● TASK DESCRIPTION: Restate the data below word for word. Skip any images it contains.

● EXERCISE MATERIAL:
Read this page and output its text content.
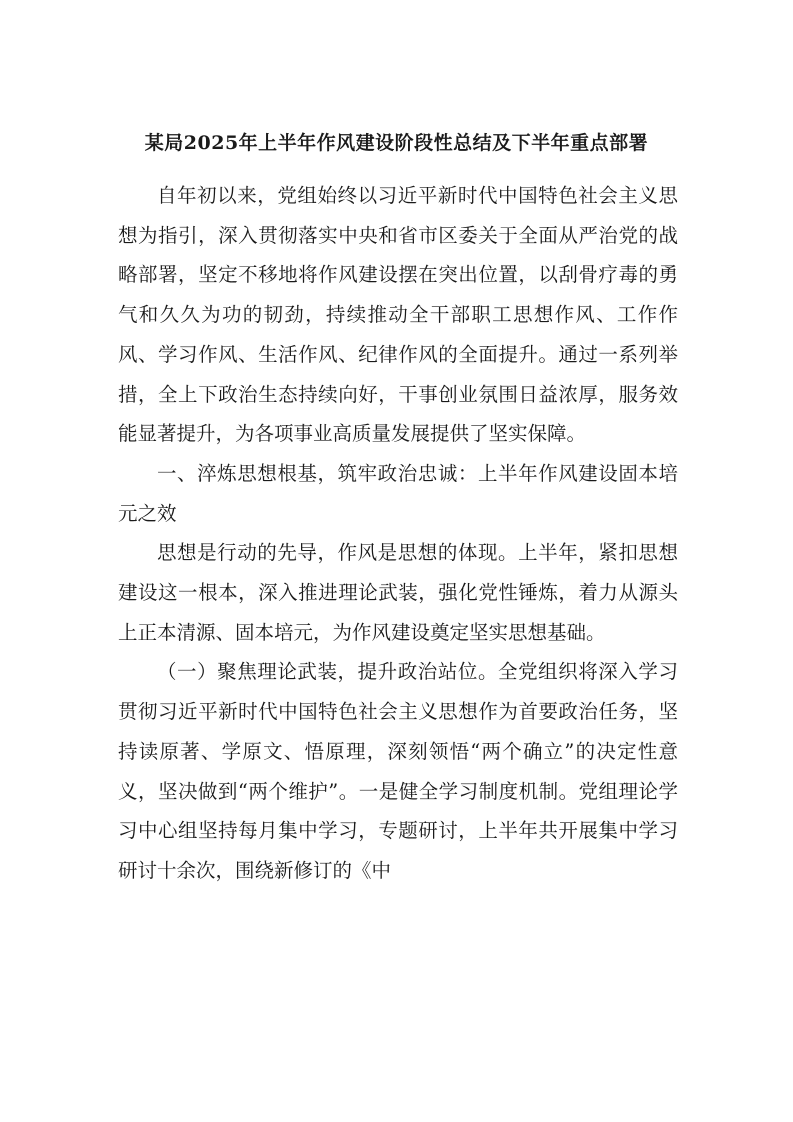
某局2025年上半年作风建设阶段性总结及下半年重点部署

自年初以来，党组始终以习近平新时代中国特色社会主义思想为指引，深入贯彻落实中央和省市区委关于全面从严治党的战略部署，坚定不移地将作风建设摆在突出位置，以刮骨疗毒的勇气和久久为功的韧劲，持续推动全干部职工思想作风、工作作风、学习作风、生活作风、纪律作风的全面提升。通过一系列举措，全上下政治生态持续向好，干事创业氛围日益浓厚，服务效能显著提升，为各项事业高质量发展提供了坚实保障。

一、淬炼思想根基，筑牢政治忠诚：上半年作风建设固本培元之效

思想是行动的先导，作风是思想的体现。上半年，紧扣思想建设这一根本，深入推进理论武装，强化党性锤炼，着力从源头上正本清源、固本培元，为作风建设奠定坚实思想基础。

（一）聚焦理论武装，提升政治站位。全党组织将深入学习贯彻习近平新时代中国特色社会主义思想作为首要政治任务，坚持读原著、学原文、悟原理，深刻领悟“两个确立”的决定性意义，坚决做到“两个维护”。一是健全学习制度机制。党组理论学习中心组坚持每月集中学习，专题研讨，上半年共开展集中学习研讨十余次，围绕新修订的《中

● RESULT OF THE TASK:
Read this page and output its text content.
某局2025年上半年作风建设阶段性总结及下半年重点部署

自年初以来，党组始终以习近平新时代中国特色社会主义思想为指引，深入贯彻落实中央和省市区委关于全面从严治党的战略部署，坚定不移地将作风建设摆在突出位置，以刮骨疗毒的勇气和久久为功的韧劲，持续推动全干部职工思想作风、工作作风、学习作风、生活作风、纪律作风的全面提升。通过一系列举措，全上下政治生态持续向好，干事创业氛围日益浓厚，服务效能显著提升，为各项事业高质量发展提供了坚实保障。

一、淬炼思想根基，筑牢政治忠诚：上半年作风建设固本培元之效

思想是行动的先导，作风是思想的体现。上半年，紧扣思想建设这一根本，深入推进理论武装，强化党性锤炼，着力从源头上正本清源、固本培元，为作风建设奠定坚实思想基础。

（一）聚焦理论武装，提升政治站位。全党组织将深入学习贯彻习近平新时代中国特色社会主义思想作为首要政治任务，坚持读原著、学原文、悟原理，深刻领悟“两个确立”的决定性意义，坚决做到“两个维护”。一是健全学习制度机制。党组理论学习中心组坚持每月集中学习，专题研讨，上半年共开展集中学习研讨十余次，围绕新修订的《中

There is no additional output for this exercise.